> [Problem description]
Gather every line holding the string "https".
[start Material]
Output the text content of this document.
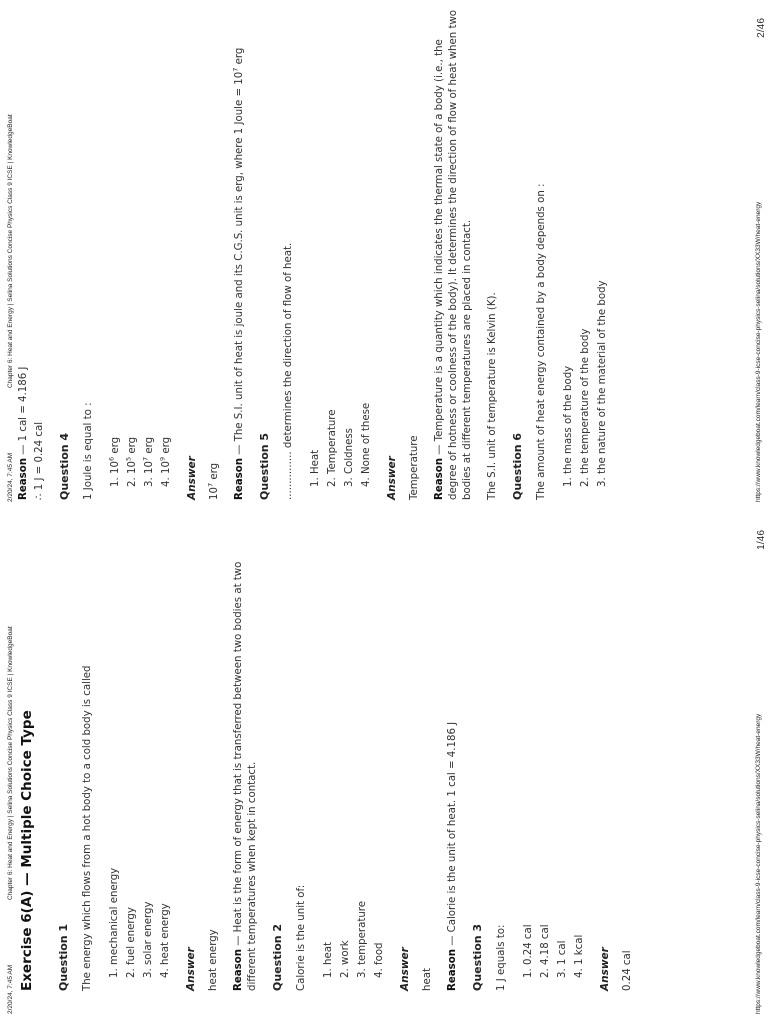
2/20/24, 7:45 AM
Chapter 6: Heat and Energy | Selina Solutions Concise Physics Class 9 ICSE | KnowledgeBoat Exercise 6(A) — Multiple Choice Type Question 1 The energy which flows from a hot body to a cold body is called 1. mechanical energy 2. fuel energy 3. solar energy 4. heat energy
Answer heat energy Reason — Heat is the form of energy that is transferred between two bodies at two different temperatures when kept in contact. Question 2 Calorie is the unit of: 1. heat 2. work 3. temperature 4. food Answer heat Reason — Calorie is the unit of heat. 1 cal = 4.186 J
Question 3 1 J equals to: 1. 0.24 cal 2. 4.18 cal 3. 1 cal 4. 1 kcal Answer 0.24 cal	https://www.knowledgeboat.com/learn/class-9-icse-concise-physics-selina/solutions/XX33W/heat-energy
1/46
2/20/24, 7:45 AM
Chapter 6: Heat and Energy | Selina Solutions Concise Physics Class 9 ICSE | KnowledgeBoat
Reason — 1 cal = 4.186 J
∴ 1 J = 0.24 cal Question 4 1 Joule is equal to : 1. $10^6$ erg
2. $10^5$ erg
3. $10^7$ erg
4. $10^9$ erg
Answer $10^7$ erg Reason — The S.I. unit of heat is joule and its C.G.S. unit is erg, where 1 Joule = $10^7$ erg
Question 5 ............... determines the direction of flow of heat. 1. Heat 2. Temperature 3. Coldness 4. None of these
Answer Temperature Reason — Temperature is a quantity which indicates the thermal state of a body (i.e., the degree of hotness or coolness of the body). It determines the direction of flow of heat when two bodies at different temperatures are placed in contact. The S.I. unit of temperature is Kelvin (K). Question 6 The amount of heat energy contained by a body depends on : 1. the mass of the body 2. the temperature of the body 3. the nature of the material of the body	https://www.knowledgeboat.com/learn/class-9-icse-concise-physics-selina/solutions/XX33W/heat-energy
2/46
[end Material]
> [The response]
Question 3 1 J equals to: 1. 0.24 cal 2. 4.18 cal 3. 1 cal 4. 1 kcal Answer 0.24 cal	https://www.knowledgeboat.com/learn/class-9-icse-concise-physics-selina/solutions/XX33W/heat-energy
Answer Temperature Reason — Temperature is a quantity which indicates the thermal state of a body (i.e., the degree of hotness or coolness of the body). It determines the direction of flow of heat when two bodies at different temperatures are placed in contact. The S.I. unit of temperature is Kelvin (K). Question 6 The amount of heat energy contained by a body depends on : 1. the mass of the body 2. the temperature of the body 3. the nature of the material of the body	https://www.knowledgeboat.com/learn/class-9-icse-concise-physics-selina/solutions/XX33W/heat-energy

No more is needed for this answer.